(Items from a data source)
+===+
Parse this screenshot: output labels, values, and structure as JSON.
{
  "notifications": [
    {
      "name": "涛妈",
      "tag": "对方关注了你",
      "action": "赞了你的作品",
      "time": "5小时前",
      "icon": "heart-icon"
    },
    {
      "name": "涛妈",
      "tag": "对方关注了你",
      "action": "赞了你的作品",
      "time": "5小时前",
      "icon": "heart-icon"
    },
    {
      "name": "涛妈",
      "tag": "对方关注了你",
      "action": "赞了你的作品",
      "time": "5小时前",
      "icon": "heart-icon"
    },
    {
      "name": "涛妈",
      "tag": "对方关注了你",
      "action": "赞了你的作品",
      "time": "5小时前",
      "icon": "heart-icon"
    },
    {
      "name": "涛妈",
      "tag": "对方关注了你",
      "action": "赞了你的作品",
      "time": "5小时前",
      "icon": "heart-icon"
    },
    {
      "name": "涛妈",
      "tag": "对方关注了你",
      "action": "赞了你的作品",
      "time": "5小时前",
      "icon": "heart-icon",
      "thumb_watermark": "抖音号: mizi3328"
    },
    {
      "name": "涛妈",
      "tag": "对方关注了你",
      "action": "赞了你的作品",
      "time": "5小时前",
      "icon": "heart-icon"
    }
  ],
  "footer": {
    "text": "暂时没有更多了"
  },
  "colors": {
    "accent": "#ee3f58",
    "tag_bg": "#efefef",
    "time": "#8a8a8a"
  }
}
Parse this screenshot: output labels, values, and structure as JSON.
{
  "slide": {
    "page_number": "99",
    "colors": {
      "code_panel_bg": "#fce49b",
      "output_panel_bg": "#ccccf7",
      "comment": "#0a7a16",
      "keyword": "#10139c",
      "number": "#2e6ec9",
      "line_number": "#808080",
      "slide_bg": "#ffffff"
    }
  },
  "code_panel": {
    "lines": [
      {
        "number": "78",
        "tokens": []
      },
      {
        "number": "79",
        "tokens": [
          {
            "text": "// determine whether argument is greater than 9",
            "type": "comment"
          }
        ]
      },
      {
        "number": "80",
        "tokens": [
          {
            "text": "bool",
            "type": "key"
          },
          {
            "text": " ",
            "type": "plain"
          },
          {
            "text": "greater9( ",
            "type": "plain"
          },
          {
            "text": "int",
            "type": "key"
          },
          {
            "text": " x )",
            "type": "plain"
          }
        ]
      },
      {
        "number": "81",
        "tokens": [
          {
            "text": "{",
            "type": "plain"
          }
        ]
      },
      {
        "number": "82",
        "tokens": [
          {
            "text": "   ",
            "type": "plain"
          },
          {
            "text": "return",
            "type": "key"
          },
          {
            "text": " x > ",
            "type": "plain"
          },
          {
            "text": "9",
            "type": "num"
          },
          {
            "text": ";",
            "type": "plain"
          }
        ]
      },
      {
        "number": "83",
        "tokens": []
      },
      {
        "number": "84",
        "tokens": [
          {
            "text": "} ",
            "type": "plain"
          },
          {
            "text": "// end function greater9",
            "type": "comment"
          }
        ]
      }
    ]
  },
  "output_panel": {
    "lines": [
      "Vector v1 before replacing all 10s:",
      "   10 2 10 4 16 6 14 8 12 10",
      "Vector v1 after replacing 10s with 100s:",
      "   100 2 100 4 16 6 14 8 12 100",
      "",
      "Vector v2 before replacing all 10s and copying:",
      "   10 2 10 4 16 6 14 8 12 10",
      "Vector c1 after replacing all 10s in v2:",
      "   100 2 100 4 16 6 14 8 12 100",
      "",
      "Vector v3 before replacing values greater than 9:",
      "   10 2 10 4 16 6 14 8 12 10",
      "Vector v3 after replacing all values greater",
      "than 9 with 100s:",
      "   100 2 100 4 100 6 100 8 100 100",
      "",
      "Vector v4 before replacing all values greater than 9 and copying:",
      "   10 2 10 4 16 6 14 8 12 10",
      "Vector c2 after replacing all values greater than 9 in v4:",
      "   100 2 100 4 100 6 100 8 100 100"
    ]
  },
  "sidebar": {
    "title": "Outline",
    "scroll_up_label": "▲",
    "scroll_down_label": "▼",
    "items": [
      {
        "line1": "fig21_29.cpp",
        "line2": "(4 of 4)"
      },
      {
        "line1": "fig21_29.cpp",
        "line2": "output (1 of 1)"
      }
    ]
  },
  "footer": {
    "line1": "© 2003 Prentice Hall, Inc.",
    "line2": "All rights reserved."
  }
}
+===+
Exercise brief:
The data above must be returned in full, exactly as written.

Reply:
Parse this screenshot: output labels, values, and structure as JSON.
{
  "notifications": [
    {
      "name": "涛妈",
      "tag": "对方关注了你",
      "action": "赞了你的作品",
      "time": "5小时前",
      "icon": "heart-icon"
    },
    {
      "name": "涛妈",
      "tag": "对方关注了你",
      "action": "赞了你的作品",
      "time": "5小时前",
      "icon": "heart-icon"
    },
    {
      "name": "涛妈",
      "tag": "对方关注了你",
      "action": "赞了你的作品",
      "time": "5小时前",
      "icon": "heart-icon"
    },
    {
      "name": "涛妈",
      "tag": "对方关注了你",
      "action": "赞了你的作品",
      "time": "5小时前",
      "icon": "heart-icon"
    },
    {
      "name": "涛妈",
      "tag": "对方关注了你",
      "action": "赞了你的作品",
      "time": "5小时前",
      "icon": "heart-icon"
    },
    {
      "name": "涛妈",
      "tag": "对方关注了你",
      "action": "赞了你的作品",
      "time": "5小时前",
      "icon": "heart-icon",
      "thumb_watermark": "抖音号: mizi3328"
    },
    {
      "name": "涛妈",
      "tag": "对方关注了你",
      "action": "赞了你的作品",
      "time": "5小时前",
      "icon": "heart-icon"
    }
  ],
  "footer": {
    "text": "暂时没有更多了"
  },
  "colors": {
    "accent": "#ee3f58",
    "tag_bg": "#efefef",
    "time": "#8a8a8a"
  }
}
Parse this screenshot: output labels, values, and structure as JSON.
{
  "slide": {
    "page_number": "99",
    "colors": {
      "code_panel_bg": "#fce49b",
      "output_panel_bg": "#ccccf7",
      "comment": "#0a7a16",
      "keyword": "#10139c",
      "number": "#2e6ec9",
      "line_number": "#808080",
      "slide_bg": "#ffffff"
    }
  },
  "code_panel": {
    "lines": [
      {
        "number": "78",
        "tokens": []
      },
      {
        "number": "79",
        "tokens": [
          {
            "text": "// determine whether argument is greater than 9",
            "type": "comment"
          }
        ]
      },
      {
        "number": "80",
        "tokens": [
          {
            "text": "bool",
            "type": "key"
          },
          {
            "text": " ",
            "type": "plain"
          },
          {
            "text": "greater9( ",
            "type": "plain"
          },
          {
            "text": "int",
            "type": "key"
          },
          {
            "text": " x )",
            "type": "plain"
          }
        ]
      },
      {
        "number": "81",
        "tokens": [
          {
            "text": "{",
            "type": "plain"
          }
        ]
      },
      {
        "number": "82",
        "tokens": [
          {
            "text": "   ",
            "type": "plain"
          },
          {
            "text": "return",
            "type": "key"
          },
          {
            "text": " x > ",
            "type": "plain"
          },
          {
            "text": "9",
            "type": "num"
          },
          {
            "text": ";",
            "type": "plain"
          }
        ]
      },
      {
        "number": "83",
        "tokens": []
      },
      {
        "number": "84",
        "tokens": [
          {
            "text": "} ",
            "type": "plain"
          },
          {
            "text": "// end function greater9",
            "type": "comment"
          }
        ]
      }
    ]
  },
  "output_panel": {
    "lines": [
      "Vector v1 before replacing all 10s:",
      "   10 2 10 4 16 6 14 8 12 10",
      "Vector v1 after replacing 10s with 100s:",
      "   100 2 100 4 16 6 14 8 12 100",
      "",
      "Vector v2 before replacing all 10s and copying:",
      "   10 2 10 4 16 6 14 8 12 10",
      "Vector c1 after replacing all 10s in v2:",
      "   100 2 100 4 16 6 14 8 12 100",
      "",
      "Vector v3 before replacing values greater than 9:",
      "   10 2 10 4 16 6 14 8 12 10",
      "Vector v3 after replacing all values greater",
      "than 9 with 100s:",
      "   100 2 100 4 100 6 100 8 100 100",
      "",
      "Vector v4 before replacing all values greater than 9 and copying:",
      "   10 2 10 4 16 6 14 8 12 10",
      "Vector c2 after replacing all values greater than 9 in v4:",
      "   100 2 100 4 100 6 100 8 100 100"
    ]
  },
  "sidebar": {
    "title": "Outline",
    "scroll_up_label": "▲",
    "scroll_down_label": "▼",
    "items": [
      {
        "line1": "fig21_29.cpp",
        "line2": "(4 of 4)"
      },
      {
        "line1": "fig21_29.cpp",
        "line2": "output (1 of 1)"
      }
    ]
  },
  "footer": {
    "line1": "© 2003 Prentice Hall, Inc.",
    "line2": "All rights reserved."
  }
}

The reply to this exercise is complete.